▸ PROBLEM DETAILS
Provide nothing beyond the count of lines that include the string "grid".

Dataset entries:
=====

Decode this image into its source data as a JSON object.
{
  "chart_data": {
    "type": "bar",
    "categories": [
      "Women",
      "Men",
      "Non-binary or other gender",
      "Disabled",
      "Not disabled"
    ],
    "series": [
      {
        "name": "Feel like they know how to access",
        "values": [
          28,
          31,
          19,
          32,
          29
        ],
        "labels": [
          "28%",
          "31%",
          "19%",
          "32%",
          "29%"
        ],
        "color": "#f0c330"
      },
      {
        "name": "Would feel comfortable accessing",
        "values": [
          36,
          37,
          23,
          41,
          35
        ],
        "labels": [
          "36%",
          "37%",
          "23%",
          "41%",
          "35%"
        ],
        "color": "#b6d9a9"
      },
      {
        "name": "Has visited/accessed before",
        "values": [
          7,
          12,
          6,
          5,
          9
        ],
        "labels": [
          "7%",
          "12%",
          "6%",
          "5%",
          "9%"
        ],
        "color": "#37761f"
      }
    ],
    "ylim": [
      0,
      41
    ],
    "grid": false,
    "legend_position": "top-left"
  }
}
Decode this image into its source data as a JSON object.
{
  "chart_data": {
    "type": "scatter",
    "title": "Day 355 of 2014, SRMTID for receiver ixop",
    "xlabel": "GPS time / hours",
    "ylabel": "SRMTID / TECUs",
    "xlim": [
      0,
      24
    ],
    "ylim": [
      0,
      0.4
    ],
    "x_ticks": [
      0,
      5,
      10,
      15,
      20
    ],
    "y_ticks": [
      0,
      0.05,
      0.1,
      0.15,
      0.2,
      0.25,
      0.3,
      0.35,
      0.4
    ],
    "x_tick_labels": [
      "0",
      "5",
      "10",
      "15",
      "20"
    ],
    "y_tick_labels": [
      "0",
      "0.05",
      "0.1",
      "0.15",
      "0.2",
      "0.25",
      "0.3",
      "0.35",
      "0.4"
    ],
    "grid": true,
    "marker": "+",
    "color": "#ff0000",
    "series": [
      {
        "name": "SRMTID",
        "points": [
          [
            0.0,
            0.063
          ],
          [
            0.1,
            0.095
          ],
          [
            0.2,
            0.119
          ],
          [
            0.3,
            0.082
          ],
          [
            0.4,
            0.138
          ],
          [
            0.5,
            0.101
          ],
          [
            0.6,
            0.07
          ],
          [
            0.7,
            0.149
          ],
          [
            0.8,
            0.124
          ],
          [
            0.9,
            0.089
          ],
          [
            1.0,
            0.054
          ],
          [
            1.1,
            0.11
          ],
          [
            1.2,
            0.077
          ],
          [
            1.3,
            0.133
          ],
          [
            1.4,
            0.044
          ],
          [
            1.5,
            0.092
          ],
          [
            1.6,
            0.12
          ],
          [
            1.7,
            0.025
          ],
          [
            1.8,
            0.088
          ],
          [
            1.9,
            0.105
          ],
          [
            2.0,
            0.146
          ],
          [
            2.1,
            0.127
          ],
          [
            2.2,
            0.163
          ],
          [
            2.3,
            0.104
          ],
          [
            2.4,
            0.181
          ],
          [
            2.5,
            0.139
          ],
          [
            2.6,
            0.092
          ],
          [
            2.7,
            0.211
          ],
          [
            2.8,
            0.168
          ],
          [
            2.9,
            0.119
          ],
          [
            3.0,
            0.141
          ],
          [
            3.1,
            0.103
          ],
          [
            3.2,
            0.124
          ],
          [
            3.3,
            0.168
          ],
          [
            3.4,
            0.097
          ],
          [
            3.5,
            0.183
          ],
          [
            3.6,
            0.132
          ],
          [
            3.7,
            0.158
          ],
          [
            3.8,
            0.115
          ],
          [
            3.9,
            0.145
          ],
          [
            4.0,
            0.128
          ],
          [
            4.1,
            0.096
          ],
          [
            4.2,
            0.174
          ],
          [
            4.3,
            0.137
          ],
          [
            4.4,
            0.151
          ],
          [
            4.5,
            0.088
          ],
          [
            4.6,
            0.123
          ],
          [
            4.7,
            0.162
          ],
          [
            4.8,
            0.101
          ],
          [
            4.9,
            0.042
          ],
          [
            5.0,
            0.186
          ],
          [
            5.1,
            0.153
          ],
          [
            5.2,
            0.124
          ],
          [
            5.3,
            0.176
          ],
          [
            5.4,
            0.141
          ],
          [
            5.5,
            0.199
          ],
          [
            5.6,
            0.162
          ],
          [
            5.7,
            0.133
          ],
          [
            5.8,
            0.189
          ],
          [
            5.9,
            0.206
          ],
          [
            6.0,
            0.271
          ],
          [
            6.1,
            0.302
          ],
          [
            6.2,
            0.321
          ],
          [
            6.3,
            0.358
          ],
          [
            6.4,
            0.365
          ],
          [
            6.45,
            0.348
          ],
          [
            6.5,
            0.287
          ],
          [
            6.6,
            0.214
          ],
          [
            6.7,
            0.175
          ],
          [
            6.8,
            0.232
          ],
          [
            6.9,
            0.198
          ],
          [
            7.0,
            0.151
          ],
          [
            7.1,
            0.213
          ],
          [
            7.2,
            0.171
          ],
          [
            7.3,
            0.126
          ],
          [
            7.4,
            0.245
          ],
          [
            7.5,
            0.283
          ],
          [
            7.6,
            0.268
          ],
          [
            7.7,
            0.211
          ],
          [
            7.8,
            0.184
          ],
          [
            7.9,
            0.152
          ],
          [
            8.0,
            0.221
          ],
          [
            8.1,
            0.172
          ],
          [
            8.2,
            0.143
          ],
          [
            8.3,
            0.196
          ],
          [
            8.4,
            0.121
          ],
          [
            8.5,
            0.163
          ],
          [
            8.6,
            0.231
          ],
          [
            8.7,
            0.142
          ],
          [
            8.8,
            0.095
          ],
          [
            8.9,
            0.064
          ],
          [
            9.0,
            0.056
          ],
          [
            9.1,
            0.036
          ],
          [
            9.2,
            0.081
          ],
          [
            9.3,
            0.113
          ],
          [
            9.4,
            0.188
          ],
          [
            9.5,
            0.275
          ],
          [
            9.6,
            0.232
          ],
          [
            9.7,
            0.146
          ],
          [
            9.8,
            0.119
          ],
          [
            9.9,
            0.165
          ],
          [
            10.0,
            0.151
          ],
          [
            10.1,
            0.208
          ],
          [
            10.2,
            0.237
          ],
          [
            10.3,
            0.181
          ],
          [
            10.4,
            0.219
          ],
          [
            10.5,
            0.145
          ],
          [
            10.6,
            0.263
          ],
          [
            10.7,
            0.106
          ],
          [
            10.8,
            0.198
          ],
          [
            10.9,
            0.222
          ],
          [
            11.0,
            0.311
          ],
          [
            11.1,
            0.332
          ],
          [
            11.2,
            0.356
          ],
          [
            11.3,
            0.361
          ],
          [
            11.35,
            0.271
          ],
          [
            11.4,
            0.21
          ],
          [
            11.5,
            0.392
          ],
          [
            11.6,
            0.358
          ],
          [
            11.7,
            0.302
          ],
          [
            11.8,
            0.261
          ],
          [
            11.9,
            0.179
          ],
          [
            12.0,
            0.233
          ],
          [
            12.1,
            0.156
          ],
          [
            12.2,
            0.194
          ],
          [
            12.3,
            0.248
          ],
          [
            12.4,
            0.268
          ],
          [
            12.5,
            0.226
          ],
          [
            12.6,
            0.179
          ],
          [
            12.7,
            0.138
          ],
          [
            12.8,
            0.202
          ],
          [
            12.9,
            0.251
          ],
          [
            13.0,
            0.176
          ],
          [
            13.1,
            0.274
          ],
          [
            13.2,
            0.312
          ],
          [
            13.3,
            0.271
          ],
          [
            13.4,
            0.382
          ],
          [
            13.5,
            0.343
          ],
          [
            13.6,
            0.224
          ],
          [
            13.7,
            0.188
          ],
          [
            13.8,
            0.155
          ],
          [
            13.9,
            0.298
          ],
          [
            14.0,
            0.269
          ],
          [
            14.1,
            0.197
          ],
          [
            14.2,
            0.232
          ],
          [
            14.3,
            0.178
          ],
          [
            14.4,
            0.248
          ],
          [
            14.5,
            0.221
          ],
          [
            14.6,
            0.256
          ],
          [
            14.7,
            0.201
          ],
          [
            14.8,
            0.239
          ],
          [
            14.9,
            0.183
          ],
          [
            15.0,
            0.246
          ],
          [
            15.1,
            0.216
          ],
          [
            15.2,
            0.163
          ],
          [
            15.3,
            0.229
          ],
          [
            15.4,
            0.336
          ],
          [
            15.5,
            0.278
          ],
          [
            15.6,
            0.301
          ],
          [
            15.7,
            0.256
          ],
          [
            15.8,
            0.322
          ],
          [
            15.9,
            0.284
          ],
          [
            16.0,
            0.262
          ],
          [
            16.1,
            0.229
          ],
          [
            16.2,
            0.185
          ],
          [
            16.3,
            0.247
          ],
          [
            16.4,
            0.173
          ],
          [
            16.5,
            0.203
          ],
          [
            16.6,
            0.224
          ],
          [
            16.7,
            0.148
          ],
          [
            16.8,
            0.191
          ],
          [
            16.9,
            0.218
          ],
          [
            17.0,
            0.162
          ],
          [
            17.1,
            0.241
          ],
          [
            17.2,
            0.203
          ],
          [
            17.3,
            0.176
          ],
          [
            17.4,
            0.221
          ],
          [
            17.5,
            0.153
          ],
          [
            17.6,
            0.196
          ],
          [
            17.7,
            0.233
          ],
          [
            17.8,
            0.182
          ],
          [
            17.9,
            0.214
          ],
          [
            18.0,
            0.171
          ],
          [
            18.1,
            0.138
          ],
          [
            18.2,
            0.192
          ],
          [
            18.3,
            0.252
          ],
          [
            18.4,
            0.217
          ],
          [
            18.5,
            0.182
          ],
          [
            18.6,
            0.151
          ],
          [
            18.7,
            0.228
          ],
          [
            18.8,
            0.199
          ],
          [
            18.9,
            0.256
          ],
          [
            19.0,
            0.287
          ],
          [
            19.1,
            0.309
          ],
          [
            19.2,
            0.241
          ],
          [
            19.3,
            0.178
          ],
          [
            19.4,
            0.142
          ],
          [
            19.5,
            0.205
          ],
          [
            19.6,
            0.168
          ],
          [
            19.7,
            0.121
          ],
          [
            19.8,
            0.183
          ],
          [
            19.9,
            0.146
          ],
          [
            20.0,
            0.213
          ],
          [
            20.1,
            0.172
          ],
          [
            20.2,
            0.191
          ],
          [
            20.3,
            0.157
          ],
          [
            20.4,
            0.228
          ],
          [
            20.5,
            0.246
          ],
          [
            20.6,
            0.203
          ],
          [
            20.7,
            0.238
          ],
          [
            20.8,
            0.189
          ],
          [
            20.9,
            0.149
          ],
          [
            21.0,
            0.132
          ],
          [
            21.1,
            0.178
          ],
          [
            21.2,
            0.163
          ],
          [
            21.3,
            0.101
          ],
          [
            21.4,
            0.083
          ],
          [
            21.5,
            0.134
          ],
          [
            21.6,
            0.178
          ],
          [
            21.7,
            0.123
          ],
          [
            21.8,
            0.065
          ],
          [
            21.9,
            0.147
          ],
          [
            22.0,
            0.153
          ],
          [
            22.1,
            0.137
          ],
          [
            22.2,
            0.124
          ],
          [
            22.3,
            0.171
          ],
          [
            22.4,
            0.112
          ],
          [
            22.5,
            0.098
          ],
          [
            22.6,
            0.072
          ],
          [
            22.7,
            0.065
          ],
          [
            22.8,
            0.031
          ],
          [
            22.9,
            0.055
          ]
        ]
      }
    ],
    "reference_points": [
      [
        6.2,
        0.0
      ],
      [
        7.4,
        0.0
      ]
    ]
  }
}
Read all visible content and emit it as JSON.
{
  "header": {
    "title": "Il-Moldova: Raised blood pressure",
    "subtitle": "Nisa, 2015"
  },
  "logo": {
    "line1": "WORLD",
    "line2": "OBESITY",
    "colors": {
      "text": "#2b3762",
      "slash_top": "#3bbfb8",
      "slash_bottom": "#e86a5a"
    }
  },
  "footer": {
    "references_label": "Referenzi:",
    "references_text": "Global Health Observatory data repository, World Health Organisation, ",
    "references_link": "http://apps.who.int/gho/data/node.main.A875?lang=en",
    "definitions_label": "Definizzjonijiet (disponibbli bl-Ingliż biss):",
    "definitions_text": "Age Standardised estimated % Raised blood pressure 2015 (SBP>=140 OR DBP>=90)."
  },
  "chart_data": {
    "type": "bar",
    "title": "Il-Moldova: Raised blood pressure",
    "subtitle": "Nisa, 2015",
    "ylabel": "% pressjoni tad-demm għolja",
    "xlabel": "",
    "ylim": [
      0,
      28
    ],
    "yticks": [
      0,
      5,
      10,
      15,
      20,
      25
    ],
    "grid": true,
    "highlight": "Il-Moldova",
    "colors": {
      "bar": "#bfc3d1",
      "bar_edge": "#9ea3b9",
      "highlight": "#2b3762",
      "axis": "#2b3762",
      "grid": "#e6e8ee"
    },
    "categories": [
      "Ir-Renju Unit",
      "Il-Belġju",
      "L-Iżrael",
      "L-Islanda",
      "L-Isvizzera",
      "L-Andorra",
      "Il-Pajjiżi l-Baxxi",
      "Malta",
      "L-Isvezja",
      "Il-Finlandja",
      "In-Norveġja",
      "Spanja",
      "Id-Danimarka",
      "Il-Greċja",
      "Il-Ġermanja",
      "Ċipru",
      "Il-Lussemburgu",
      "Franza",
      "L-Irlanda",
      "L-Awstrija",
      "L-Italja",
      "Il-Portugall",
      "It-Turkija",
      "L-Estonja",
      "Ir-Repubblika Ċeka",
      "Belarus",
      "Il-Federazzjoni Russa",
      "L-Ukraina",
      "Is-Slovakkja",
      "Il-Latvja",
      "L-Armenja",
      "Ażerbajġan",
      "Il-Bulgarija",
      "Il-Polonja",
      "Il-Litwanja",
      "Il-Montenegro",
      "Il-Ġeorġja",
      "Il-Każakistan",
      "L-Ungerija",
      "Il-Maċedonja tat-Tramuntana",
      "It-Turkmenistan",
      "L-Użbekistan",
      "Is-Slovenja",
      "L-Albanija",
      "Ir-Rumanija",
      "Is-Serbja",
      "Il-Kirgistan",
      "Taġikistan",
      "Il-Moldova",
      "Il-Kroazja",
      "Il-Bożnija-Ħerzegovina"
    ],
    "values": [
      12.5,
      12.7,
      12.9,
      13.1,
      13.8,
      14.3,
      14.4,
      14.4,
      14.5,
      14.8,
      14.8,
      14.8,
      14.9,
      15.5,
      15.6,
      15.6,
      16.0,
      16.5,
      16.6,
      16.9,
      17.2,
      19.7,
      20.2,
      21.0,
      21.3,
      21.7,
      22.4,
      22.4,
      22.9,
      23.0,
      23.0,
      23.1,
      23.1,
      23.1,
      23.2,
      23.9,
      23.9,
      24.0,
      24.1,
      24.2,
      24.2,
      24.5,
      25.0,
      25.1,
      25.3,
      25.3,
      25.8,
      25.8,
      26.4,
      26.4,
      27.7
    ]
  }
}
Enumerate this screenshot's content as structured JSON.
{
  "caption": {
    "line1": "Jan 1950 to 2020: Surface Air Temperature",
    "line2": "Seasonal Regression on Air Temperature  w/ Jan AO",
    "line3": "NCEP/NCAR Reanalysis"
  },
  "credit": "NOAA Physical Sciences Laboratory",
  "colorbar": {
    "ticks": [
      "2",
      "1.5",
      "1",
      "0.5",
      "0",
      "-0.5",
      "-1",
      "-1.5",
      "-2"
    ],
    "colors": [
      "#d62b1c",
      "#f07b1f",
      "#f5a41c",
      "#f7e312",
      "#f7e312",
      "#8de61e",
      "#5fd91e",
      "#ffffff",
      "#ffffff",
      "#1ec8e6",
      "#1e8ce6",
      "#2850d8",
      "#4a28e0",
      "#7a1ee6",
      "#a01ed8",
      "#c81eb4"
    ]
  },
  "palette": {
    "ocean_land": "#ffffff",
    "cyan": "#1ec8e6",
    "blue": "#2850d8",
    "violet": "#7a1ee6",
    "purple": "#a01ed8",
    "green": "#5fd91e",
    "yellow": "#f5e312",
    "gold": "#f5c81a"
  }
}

=====

▸ WRITTEN RESPONSE
4